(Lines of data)
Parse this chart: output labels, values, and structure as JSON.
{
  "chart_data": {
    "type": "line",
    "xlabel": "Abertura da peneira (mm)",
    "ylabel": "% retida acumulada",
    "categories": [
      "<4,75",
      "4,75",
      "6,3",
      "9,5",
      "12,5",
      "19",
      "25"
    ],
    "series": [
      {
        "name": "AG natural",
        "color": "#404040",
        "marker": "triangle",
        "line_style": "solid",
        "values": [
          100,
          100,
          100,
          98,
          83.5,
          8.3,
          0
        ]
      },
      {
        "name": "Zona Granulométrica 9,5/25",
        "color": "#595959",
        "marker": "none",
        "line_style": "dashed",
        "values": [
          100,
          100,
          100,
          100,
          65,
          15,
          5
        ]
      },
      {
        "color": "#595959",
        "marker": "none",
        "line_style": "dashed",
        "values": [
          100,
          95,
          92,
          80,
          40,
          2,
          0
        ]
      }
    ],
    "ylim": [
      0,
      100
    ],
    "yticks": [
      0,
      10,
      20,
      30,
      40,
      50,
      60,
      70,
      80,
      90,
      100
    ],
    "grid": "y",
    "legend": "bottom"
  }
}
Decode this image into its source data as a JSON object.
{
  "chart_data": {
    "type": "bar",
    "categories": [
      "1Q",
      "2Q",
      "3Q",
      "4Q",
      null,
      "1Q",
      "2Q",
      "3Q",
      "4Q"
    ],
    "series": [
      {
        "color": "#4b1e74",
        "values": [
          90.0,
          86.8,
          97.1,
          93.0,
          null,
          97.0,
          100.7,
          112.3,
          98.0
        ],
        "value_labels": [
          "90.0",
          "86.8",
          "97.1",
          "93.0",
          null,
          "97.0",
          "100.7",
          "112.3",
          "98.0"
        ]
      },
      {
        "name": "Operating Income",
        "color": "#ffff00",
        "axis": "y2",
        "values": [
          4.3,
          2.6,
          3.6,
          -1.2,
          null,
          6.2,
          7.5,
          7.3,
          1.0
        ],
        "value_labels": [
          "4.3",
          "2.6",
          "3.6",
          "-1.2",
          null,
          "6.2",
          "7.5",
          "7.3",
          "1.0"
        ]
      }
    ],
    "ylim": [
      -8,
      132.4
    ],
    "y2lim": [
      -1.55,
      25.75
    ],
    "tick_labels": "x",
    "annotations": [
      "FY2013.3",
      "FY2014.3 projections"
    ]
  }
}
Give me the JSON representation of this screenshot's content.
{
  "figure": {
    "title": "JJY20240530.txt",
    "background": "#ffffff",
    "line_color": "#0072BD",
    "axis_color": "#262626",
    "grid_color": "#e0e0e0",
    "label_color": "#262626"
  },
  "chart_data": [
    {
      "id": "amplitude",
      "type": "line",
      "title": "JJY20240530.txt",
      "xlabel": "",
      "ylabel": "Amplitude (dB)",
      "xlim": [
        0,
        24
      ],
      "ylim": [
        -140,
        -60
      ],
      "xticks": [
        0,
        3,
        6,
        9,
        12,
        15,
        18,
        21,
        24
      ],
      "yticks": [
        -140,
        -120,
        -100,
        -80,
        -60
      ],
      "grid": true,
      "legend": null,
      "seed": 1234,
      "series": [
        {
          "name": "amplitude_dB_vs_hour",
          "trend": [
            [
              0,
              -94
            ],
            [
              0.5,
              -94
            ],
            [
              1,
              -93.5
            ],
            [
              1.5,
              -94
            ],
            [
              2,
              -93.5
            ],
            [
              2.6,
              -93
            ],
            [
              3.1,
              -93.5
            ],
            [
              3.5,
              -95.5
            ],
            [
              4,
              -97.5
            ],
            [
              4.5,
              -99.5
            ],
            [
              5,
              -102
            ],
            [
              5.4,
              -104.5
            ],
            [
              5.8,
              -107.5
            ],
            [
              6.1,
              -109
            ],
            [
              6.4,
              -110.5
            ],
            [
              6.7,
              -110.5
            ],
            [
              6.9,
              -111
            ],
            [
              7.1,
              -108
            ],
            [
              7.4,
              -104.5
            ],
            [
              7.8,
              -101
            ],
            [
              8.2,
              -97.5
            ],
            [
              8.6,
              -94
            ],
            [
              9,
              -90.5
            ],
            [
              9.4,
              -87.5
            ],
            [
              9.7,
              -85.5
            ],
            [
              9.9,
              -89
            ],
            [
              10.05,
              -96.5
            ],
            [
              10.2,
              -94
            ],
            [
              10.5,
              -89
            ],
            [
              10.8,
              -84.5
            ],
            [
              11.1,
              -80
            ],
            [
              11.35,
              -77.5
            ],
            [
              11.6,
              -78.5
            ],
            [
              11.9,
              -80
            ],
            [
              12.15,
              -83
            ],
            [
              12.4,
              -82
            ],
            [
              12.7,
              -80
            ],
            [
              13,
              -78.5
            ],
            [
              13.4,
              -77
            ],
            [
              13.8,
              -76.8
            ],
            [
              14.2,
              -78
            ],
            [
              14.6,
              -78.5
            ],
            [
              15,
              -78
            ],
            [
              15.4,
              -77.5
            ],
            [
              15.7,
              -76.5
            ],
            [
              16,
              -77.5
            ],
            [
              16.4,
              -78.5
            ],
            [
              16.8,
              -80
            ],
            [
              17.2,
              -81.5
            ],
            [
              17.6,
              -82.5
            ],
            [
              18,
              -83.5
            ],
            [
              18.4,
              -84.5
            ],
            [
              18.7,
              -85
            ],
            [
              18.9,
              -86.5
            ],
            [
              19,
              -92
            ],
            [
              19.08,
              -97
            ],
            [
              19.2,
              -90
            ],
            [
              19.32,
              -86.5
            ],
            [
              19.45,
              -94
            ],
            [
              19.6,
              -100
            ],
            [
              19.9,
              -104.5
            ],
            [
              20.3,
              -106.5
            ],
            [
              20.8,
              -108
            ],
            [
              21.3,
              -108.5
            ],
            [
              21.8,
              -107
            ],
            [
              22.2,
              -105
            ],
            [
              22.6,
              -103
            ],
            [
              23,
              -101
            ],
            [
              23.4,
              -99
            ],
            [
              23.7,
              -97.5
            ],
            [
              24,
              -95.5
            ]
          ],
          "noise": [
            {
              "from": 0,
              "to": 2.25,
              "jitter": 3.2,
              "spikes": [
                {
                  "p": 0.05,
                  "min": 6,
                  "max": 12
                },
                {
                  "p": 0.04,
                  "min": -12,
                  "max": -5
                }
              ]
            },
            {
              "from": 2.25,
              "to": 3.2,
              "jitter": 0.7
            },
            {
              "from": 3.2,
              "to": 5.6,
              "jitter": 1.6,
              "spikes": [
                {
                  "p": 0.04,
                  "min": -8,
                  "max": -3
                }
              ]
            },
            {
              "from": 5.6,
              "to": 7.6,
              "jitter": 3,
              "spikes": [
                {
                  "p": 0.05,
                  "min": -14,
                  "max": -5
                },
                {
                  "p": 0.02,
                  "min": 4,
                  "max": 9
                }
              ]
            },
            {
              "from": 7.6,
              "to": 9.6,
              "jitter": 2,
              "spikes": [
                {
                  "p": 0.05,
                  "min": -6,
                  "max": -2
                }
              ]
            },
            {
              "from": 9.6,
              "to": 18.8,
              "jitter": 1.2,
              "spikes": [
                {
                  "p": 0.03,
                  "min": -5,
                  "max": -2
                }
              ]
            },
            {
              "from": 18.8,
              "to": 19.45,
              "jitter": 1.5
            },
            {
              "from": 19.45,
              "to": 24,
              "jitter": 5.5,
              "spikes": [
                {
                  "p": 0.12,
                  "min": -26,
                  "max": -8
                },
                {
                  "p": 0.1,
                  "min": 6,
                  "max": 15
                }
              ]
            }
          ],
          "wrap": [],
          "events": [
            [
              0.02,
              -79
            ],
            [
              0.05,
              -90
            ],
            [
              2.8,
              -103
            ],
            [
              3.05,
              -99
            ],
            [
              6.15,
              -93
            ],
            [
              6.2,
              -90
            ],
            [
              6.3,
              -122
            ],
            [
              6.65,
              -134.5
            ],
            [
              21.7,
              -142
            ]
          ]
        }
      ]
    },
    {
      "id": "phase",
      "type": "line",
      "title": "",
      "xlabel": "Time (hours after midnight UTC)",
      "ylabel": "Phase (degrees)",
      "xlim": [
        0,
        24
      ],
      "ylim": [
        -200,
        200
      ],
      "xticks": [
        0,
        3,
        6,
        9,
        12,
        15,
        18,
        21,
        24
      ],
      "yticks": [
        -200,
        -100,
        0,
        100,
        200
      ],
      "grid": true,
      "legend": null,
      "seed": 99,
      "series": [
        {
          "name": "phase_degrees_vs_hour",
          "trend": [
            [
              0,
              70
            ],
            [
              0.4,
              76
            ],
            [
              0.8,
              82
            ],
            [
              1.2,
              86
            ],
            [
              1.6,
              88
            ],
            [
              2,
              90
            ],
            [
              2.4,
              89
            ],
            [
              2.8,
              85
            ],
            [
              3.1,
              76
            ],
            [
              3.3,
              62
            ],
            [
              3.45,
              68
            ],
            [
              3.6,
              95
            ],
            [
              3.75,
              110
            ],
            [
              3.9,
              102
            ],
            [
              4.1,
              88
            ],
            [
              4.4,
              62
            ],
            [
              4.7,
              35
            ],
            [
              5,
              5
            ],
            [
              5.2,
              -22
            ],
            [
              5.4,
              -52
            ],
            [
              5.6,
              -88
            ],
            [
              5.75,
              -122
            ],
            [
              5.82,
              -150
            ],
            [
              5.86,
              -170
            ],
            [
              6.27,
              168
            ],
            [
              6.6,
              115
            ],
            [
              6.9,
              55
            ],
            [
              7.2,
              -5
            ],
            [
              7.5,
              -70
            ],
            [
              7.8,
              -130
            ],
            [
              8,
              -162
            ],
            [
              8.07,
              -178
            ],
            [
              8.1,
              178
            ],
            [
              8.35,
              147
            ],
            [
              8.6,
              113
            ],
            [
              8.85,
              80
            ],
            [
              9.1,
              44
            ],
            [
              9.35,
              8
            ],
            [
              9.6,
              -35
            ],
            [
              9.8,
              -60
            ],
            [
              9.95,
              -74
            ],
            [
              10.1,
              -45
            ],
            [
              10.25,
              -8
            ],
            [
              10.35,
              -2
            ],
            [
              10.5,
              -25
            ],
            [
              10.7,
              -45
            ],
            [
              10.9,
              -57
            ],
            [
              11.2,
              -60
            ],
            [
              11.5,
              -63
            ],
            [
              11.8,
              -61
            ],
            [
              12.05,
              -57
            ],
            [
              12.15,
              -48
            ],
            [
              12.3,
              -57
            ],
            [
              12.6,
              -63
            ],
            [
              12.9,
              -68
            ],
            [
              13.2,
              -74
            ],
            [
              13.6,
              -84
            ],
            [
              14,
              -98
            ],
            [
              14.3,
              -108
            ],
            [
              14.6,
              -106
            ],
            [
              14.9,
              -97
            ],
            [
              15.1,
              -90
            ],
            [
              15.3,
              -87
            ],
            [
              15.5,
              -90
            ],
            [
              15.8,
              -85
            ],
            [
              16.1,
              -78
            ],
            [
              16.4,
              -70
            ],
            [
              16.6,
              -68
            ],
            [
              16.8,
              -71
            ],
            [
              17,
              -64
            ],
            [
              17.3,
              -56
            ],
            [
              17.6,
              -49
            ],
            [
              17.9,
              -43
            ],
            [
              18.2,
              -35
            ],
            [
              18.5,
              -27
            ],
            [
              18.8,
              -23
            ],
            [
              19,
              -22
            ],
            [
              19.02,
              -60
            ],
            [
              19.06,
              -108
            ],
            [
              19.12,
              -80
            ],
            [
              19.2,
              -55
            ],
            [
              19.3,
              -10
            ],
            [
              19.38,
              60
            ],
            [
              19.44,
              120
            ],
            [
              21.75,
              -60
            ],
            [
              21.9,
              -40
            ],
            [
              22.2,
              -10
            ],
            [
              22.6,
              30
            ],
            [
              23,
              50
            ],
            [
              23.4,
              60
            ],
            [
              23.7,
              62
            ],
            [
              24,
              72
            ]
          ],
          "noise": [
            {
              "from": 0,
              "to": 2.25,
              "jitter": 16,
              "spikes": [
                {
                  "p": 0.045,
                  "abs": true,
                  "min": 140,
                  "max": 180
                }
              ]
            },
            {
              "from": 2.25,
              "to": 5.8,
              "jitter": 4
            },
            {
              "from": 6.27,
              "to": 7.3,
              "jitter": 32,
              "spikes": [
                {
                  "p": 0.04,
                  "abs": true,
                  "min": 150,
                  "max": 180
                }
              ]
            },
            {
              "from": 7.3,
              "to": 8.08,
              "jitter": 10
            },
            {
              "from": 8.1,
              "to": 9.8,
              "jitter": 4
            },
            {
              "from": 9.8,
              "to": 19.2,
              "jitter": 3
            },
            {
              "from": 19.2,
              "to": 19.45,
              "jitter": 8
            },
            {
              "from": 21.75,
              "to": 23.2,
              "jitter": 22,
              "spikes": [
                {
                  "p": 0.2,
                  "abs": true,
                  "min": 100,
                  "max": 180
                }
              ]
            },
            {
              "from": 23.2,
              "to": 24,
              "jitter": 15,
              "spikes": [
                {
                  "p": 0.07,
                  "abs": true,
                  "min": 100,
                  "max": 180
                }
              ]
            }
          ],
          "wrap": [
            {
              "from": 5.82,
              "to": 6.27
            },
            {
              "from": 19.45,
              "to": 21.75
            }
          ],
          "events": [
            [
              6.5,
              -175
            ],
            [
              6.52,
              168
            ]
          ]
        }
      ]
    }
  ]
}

- _The exercise_
Read the data above and count the lines that include "JSON". Answer only with the count.

- _Solution to this problem_
3